** BEGIN Data for the task **
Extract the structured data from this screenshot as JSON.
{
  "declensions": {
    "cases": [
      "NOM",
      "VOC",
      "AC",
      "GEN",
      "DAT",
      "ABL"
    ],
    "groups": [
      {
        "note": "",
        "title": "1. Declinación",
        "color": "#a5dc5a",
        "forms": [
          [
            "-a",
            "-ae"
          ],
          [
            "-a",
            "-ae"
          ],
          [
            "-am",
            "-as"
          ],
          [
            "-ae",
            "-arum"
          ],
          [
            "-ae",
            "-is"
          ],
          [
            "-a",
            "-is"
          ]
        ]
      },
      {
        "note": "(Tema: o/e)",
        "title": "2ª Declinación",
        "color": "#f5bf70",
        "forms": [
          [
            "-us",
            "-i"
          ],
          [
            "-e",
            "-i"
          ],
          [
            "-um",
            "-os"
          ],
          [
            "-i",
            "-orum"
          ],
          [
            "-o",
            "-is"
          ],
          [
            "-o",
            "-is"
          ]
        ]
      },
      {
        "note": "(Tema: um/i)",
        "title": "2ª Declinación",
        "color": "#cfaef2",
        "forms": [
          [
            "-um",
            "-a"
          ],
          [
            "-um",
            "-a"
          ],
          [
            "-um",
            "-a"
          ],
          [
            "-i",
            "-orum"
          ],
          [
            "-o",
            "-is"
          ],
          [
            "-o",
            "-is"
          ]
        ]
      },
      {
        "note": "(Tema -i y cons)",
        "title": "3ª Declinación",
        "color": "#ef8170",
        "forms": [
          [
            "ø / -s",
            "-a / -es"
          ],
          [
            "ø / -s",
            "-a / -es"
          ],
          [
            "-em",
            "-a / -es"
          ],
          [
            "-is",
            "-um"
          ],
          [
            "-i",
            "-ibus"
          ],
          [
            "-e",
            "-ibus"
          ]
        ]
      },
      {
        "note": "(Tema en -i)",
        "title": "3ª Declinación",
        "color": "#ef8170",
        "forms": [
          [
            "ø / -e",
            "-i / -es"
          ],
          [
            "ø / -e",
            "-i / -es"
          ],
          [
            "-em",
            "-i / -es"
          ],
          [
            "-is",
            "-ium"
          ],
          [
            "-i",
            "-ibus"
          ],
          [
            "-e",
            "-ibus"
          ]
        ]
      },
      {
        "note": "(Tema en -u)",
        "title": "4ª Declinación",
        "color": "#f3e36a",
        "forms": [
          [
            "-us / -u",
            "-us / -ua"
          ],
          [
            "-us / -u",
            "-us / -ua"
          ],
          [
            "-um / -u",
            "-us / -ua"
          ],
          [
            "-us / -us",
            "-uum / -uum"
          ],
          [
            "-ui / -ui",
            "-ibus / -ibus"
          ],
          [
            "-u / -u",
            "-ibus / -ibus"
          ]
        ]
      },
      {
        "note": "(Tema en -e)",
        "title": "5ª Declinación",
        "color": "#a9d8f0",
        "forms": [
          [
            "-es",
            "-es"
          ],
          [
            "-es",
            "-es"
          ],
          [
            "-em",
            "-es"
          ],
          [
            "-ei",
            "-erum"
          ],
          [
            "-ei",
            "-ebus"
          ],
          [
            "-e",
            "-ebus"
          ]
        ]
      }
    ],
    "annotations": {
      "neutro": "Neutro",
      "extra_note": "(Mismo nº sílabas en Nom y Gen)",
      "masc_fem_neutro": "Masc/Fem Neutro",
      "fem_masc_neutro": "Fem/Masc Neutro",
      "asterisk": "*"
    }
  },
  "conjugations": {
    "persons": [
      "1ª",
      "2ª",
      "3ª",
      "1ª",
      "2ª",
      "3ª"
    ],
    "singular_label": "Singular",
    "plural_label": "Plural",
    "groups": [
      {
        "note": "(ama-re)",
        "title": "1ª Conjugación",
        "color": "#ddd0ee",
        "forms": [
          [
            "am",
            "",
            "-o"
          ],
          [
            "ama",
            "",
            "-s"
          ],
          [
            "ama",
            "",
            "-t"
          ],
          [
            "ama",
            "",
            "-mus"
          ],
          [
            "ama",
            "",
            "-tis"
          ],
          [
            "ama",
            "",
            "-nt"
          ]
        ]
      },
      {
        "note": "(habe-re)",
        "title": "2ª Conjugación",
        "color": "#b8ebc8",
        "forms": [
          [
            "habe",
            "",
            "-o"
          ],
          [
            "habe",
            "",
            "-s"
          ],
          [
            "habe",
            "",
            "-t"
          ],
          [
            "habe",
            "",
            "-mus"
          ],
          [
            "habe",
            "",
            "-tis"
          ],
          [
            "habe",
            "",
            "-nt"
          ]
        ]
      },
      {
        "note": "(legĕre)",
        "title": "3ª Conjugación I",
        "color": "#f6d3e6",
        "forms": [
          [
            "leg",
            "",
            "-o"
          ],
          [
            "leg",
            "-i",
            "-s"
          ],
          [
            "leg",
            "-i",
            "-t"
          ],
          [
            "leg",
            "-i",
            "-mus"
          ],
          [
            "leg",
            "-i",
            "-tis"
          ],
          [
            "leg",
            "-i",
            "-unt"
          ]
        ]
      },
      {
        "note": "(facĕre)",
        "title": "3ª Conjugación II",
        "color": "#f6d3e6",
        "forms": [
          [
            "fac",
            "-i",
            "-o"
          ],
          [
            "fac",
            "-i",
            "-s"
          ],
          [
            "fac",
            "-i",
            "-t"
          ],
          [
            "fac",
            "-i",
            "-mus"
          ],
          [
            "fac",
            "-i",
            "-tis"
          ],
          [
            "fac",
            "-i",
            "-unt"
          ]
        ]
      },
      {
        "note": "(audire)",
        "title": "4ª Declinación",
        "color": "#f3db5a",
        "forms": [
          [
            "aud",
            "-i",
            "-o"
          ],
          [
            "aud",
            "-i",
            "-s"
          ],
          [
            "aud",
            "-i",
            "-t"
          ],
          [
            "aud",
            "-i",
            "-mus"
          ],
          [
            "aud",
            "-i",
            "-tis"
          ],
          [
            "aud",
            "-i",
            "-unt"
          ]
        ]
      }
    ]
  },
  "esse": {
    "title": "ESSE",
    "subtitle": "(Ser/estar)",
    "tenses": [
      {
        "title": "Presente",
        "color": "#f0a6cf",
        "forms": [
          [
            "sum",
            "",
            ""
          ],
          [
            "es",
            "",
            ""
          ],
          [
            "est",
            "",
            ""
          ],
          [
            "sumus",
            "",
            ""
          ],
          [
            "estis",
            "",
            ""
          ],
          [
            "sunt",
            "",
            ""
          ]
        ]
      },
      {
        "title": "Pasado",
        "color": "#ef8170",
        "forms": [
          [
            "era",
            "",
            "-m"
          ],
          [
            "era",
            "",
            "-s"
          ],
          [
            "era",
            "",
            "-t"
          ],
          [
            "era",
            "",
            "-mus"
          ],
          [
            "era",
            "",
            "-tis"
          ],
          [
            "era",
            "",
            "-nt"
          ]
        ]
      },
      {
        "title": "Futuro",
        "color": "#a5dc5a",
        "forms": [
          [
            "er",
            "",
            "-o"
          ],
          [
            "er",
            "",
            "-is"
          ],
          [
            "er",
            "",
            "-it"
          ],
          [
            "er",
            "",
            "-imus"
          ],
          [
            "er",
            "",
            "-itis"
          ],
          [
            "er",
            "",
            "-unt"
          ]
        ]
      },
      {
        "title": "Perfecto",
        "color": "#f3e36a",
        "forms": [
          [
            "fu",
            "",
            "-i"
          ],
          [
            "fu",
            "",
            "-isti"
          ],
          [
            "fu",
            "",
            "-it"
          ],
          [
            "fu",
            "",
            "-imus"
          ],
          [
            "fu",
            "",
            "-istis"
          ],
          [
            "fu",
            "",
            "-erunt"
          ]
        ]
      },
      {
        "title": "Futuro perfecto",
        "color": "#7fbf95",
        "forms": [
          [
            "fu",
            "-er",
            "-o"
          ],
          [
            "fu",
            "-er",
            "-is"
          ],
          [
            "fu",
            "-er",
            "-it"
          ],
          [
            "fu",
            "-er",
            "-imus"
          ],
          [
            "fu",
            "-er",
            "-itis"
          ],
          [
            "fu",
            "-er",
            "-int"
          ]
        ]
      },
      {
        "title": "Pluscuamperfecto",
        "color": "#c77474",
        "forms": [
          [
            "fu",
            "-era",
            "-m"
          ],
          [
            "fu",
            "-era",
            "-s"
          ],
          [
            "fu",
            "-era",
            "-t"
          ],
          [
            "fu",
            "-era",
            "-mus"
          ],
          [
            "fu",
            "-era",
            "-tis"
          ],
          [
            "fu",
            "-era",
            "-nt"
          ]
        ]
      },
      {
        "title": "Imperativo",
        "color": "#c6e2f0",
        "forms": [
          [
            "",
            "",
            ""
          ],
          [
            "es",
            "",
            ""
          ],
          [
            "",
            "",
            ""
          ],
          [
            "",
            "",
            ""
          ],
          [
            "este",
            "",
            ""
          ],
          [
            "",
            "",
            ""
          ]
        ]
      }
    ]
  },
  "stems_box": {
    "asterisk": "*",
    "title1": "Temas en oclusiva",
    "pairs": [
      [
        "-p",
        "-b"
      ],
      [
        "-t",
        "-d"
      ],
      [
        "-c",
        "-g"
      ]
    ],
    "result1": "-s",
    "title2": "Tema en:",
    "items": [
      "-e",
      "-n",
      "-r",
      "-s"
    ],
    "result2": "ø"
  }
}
** END Data for the task **
# [What this task involves]
Say how many lines in the records hold "Neutro", with the number as the whole reply.

# [Solution]
3